In the following material, identify every line holding the string "Grafik" and return it.

**Dataset excerpts**
%%

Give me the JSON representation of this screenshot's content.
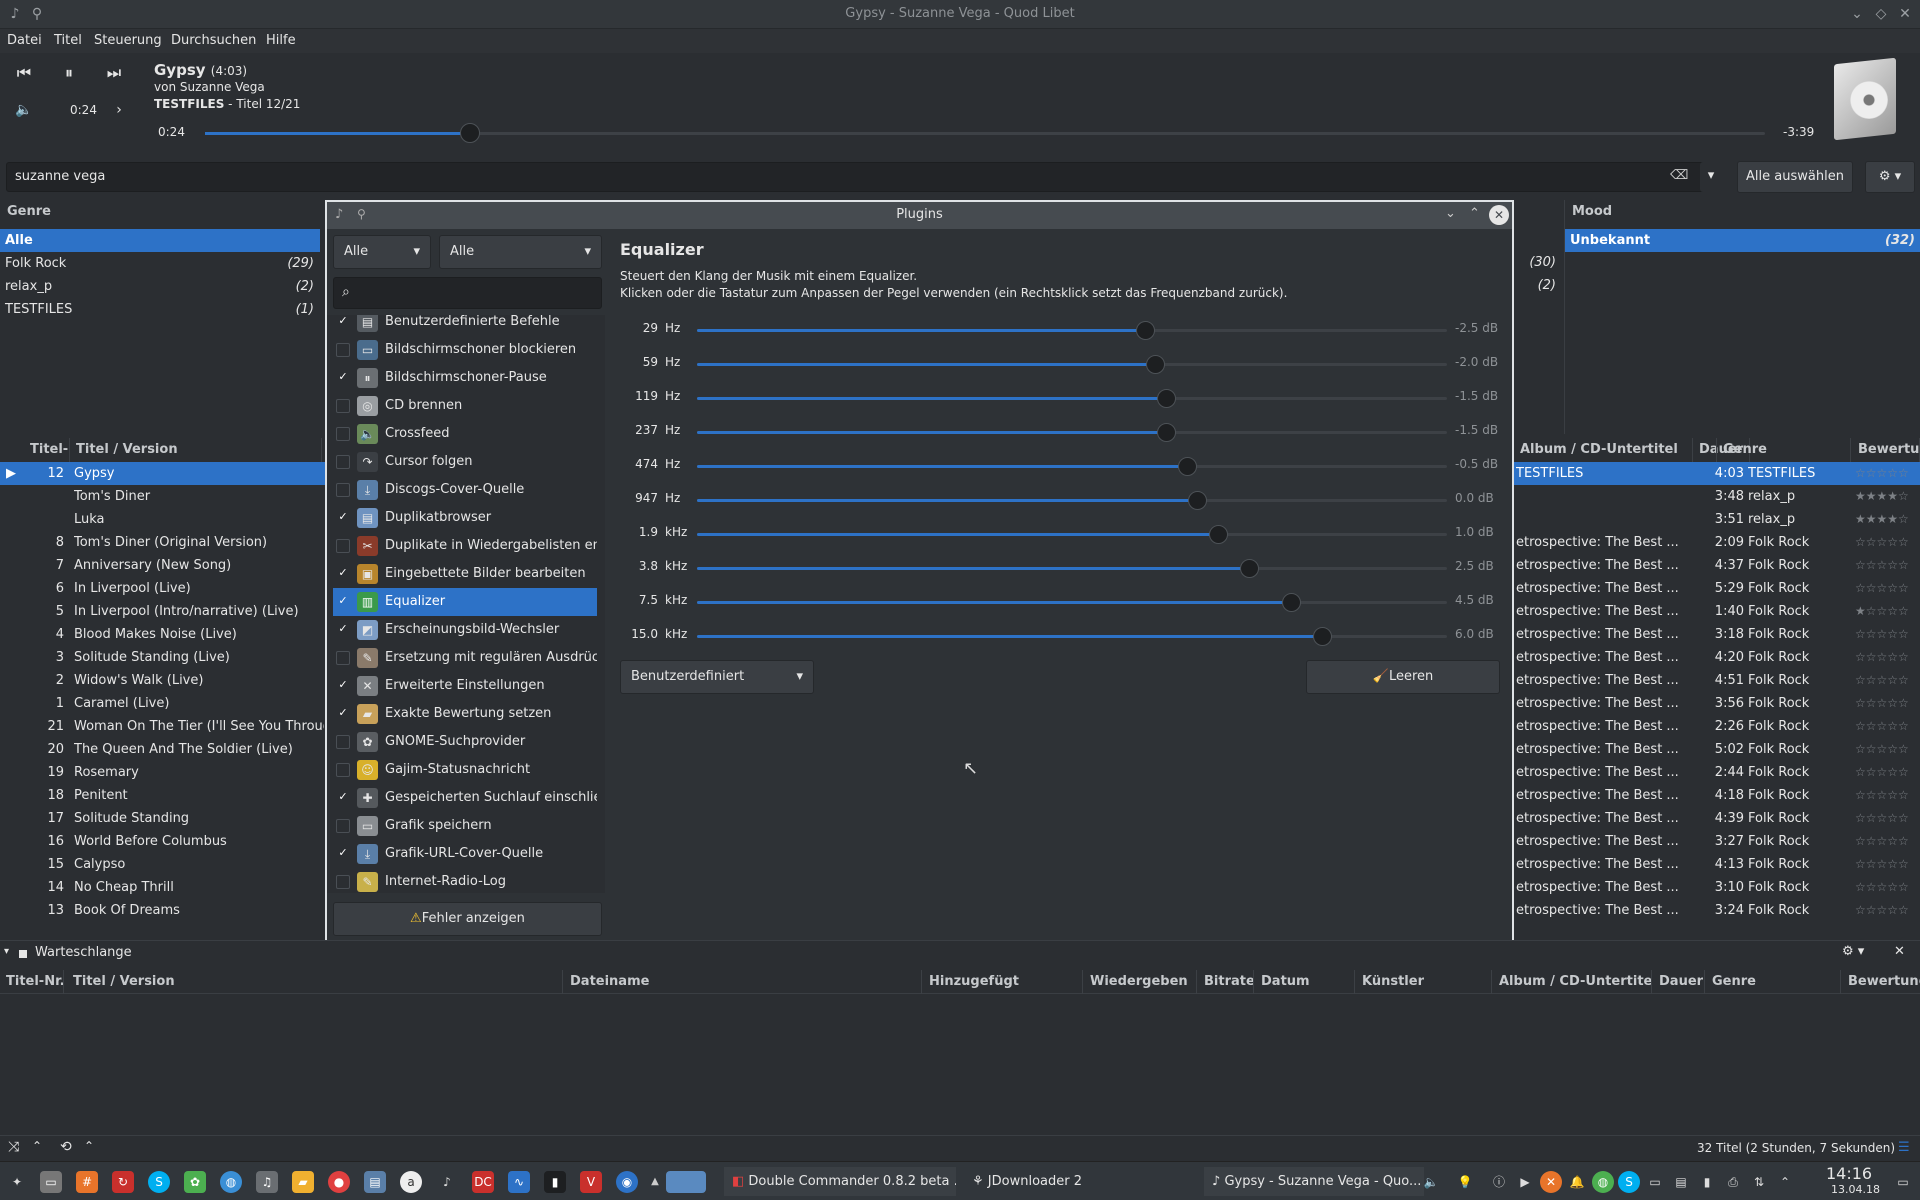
{
  "window_title": "Gypsy - Suzanne Vega - Quod Libet",
  "menu": [
    "Datei",
    "Titel",
    "Steuerung",
    "Durchsuchen",
    "Hilfe"
  ],
  "player": {
    "title": "Gypsy",
    "duration": "(4:03)",
    "artist_line": "von Suzanne Vega",
    "album_name": "TESTFILES",
    "album_track": " - Titel 12/21",
    "time_small": "0:24",
    "elapsed": "0:24",
    "remaining": "-3:39",
    "progress": 0.17
  },
  "search": {
    "value": "suzanne vega",
    "select_all": "Alle auswählen"
  },
  "genre_pane": {
    "header": "Genre",
    "items": [
      {
        "label": "Alle",
        "count": ""
      },
      {
        "label": "Folk Rock",
        "count": "(29)"
      },
      {
        "label": "relax_p",
        "count": "(2)"
      },
      {
        "label": "TESTFILES",
        "count": "(1)"
      }
    ]
  },
  "mid_pane_counts": [
    "(30)",
    "(2)"
  ],
  "mood_pane": {
    "header": "Mood",
    "items": [
      {
        "label": "Unbekannt",
        "count": "(32)"
      }
    ]
  },
  "song_columns": {
    "track": "Titel-",
    "title": "Titel / Version",
    "album": "Album / CD-Untertitel",
    "duration": "Dauer",
    "genre": "Genre",
    "rating": "Bewertun"
  },
  "songs": [
    {
      "track": "12",
      "title": "Gypsy",
      "album": "TESTFILES",
      "duration": "4:03",
      "genre": "TESTFILES",
      "rating": "☆☆☆☆☆",
      "playing": true
    },
    {
      "track": "",
      "title": "Tom's Diner",
      "album": "",
      "duration": "3:48",
      "genre": "relax_p",
      "rating": "★★★★☆"
    },
    {
      "track": "",
      "title": "Luka",
      "album": "",
      "duration": "3:51",
      "genre": "relax_p",
      "rating": "★★★★☆"
    },
    {
      "track": "8",
      "title": "Tom's Diner (Original Version)",
      "album": "etrospective: The Best ...",
      "duration": "2:09",
      "genre": "Folk Rock",
      "rating": "☆☆☆☆☆"
    },
    {
      "track": "7",
      "title": "Anniversary (New Song)",
      "album": "etrospective: The Best ...",
      "duration": "4:37",
      "genre": "Folk Rock",
      "rating": "☆☆☆☆☆"
    },
    {
      "track": "6",
      "title": "In Liverpool (Live)",
      "album": "etrospective: The Best ...",
      "duration": "5:29",
      "genre": "Folk Rock",
      "rating": "☆☆☆☆☆"
    },
    {
      "track": "5",
      "title": "In Liverpool (Intro/narrative) (Live)",
      "album": "etrospective: The Best ...",
      "duration": "1:40",
      "genre": "Folk Rock",
      "rating": "★☆☆☆☆"
    },
    {
      "track": "4",
      "title": "Blood Makes Noise (Live)",
      "album": "etrospective: The Best ...",
      "duration": "3:18",
      "genre": "Folk Rock",
      "rating": "☆☆☆☆☆"
    },
    {
      "track": "3",
      "title": "Solitude Standing (Live)",
      "album": "etrospective: The Best ...",
      "duration": "4:20",
      "genre": "Folk Rock",
      "rating": "☆☆☆☆☆"
    },
    {
      "track": "2",
      "title": "Widow's Walk (Live)",
      "album": "etrospective: The Best ...",
      "duration": "4:51",
      "genre": "Folk Rock",
      "rating": "☆☆☆☆☆"
    },
    {
      "track": "1",
      "title": "Caramel (Live)",
      "album": "etrospective: The Best ...",
      "duration": "3:56",
      "genre": "Folk Rock",
      "rating": "☆☆☆☆☆"
    },
    {
      "track": "21",
      "title": "Woman On The Tier (I'll See You Through)",
      "album": "etrospective: The Best ...",
      "duration": "2:26",
      "genre": "Folk Rock",
      "rating": "☆☆☆☆☆"
    },
    {
      "track": "20",
      "title": "The Queen And The Soldier (Live)",
      "album": "etrospective: The Best ...",
      "duration": "5:02",
      "genre": "Folk Rock",
      "rating": "☆☆☆☆☆"
    },
    {
      "track": "19",
      "title": "Rosemary",
      "album": "etrospective: The Best ...",
      "duration": "2:44",
      "genre": "Folk Rock",
      "rating": "☆☆☆☆☆"
    },
    {
      "track": "18",
      "title": "Penitent",
      "album": "etrospective: The Best ...",
      "duration": "4:18",
      "genre": "Folk Rock",
      "rating": "☆☆☆☆☆"
    },
    {
      "track": "17",
      "title": "Solitude Standing",
      "album": "etrospective: The Best ...",
      "duration": "4:39",
      "genre": "Folk Rock",
      "rating": "☆☆☆☆☆"
    },
    {
      "track": "16",
      "title": "World Before Columbus",
      "album": "etrospective: The Best ...",
      "duration": "3:27",
      "genre": "Folk Rock",
      "rating": "☆☆☆☆☆"
    },
    {
      "track": "15",
      "title": "Calypso",
      "album": "etrospective: The Best ...",
      "duration": "4:13",
      "genre": "Folk Rock",
      "rating": "☆☆☆☆☆"
    },
    {
      "track": "14",
      "title": "No Cheap Thrill",
      "album": "etrospective: The Best ...",
      "duration": "3:10",
      "genre": "Folk Rock",
      "rating": "☆☆☆☆☆"
    },
    {
      "track": "13",
      "title": "Book Of Dreams",
      "album": "etrospective: The Best ...",
      "duration": "3:24",
      "genre": "Folk Rock",
      "rating": "☆☆☆☆☆"
    }
  ],
  "plugins_dialog": {
    "title": "Plugins",
    "filter1": "Alle",
    "filter2": "Alle",
    "search_placeholder": "",
    "items": [
      {
        "label": "Benutzerdefinierte Befehle",
        "checked": true,
        "icon": "terminal-icon",
        "color": "#555b61"
      },
      {
        "label": "Bildschirmschoner blockieren",
        "checked": false,
        "icon": "monitor-icon",
        "color": "#4a6c8c"
      },
      {
        "label": "Bildschirmschoner-Pause",
        "checked": true,
        "icon": "pause-icon",
        "color": "#6b6f73"
      },
      {
        "label": "CD brennen",
        "checked": false,
        "icon": "disc-icon",
        "color": "#9a9ea2"
      },
      {
        "label": "Crossfeed",
        "checked": false,
        "icon": "speaker-icon",
        "color": "#6a8a5a"
      },
      {
        "label": "Cursor folgen",
        "checked": false,
        "icon": "cursor-icon",
        "color": "#3b3f44"
      },
      {
        "label": "Discogs-Cover-Quelle",
        "checked": false,
        "icon": "download-icon",
        "color": "#5a7fa8"
      },
      {
        "label": "Duplikatbrowser",
        "checked": true,
        "icon": "document-icon",
        "color": "#6f93c0"
      },
      {
        "label": "Duplikate in Wiedergabelisten entf...",
        "checked": false,
        "icon": "broom-icon",
        "color": "#8a3b2a"
      },
      {
        "label": "Eingebettete Bilder bearbeiten",
        "checked": true,
        "icon": "image-icon",
        "color": "#b8852c"
      },
      {
        "label": "Equalizer",
        "checked": true,
        "icon": "equalizer-icon",
        "color": "#3b9a4a",
        "selected": true
      },
      {
        "label": "Erscheinungsbild-Wechsler",
        "checked": true,
        "icon": "appearance-icon",
        "color": "#7c9cc4"
      },
      {
        "label": "Ersetzung mit regulären Ausdrücken",
        "checked": false,
        "icon": "edit-icon",
        "color": "#8a7a6a"
      },
      {
        "label": "Erweiterte Einstellungen",
        "checked": true,
        "icon": "tools-icon",
        "color": "#7a7e82"
      },
      {
        "label": "Exakte Bewertung setzen",
        "checked": true,
        "icon": "folder-icon",
        "color": "#c8a15a"
      },
      {
        "label": "GNOME-Suchprovider",
        "checked": false,
        "icon": "gnome-icon",
        "color": "#5a5e62"
      },
      {
        "label": "Gajim-Statusnachricht",
        "checked": false,
        "icon": "smiley-icon",
        "color": "#d8b02a"
      },
      {
        "label": "Gespeicherten Suchlauf einschließ...",
        "checked": true,
        "icon": "gamepad-icon",
        "color": "#55595d"
      },
      {
        "label": "Grafik speichern",
        "checked": false,
        "icon": "save-icon",
        "color": "#8a8e92"
      },
      {
        "label": "Grafik-URL-Cover-Quelle",
        "checked": true,
        "icon": "download-icon",
        "color": "#5a7fa8"
      },
      {
        "label": "Internet-Radio-Log",
        "checked": false,
        "icon": "pencil-icon",
        "color": "#c8b04a"
      }
    ],
    "errors_button": "Fehler anzeigen",
    "detail_title": "Equalizer",
    "detail_desc1": "Steuert den Klang der Musik mit einem Equalizer.",
    "detail_desc2": "Klicken oder die Tastatur zum Anpassen der Pegel verwenden (ein Rechtsklick setzt das Frequenzband zurück).",
    "bands": [
      {
        "freq": "29",
        "unit": "Hz",
        "db": "-2.5 dB",
        "value": -2.5
      },
      {
        "freq": "59",
        "unit": "Hz",
        "db": "-2.0 dB",
        "value": -2.0
      },
      {
        "freq": "119",
        "unit": "Hz",
        "db": "-1.5 dB",
        "value": -1.5
      },
      {
        "freq": "237",
        "unit": "Hz",
        "db": "-1.5 dB",
        "value": -1.5
      },
      {
        "freq": "474",
        "unit": "Hz",
        "db": "-0.5 dB",
        "value": -0.5
      },
      {
        "freq": "947",
        "unit": "Hz",
        "db": "0.0 dB",
        "value": 0.0
      },
      {
        "freq": "1.9",
        "unit": "kHz",
        "db": "1.0 dB",
        "value": 1.0
      },
      {
        "freq": "3.8",
        "unit": "kHz",
        "db": "2.5 dB",
        "value": 2.5
      },
      {
        "freq": "7.5",
        "unit": "kHz",
        "db": "4.5 dB",
        "value": 4.5
      },
      {
        "freq": "15.0",
        "unit": "kHz",
        "db": "6.0 dB",
        "value": 6.0
      }
    ],
    "preset": "Benutzerdefiniert",
    "clear_button": "Leeren"
  },
  "queue": {
    "title": "Warteschlange",
    "columns": [
      "Titel-Nr.",
      "Titel / Version",
      "Dateiname",
      "Hinzugefügt",
      "Wiedergeben",
      "Bitrate",
      "Datum",
      "Künstler",
      "Album / CD-Untertitel",
      "Dauer",
      "Genre",
      "Bewertung"
    ]
  },
  "status": "32 Titel (2 Stunden, 7 Sekunden)",
  "taskbar": {
    "tasks": [
      "Double Commander 0.8.2 beta ...",
      "JDownloader 2",
      "Gypsy - Suzanne Vega - Quo..."
    ],
    "time": "14:16",
    "date": "13.04.18"
  }
}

%%

**Task solution**
        "label": "Grafik speichern",
        "label": "Grafik-URL-Cover-Quelle",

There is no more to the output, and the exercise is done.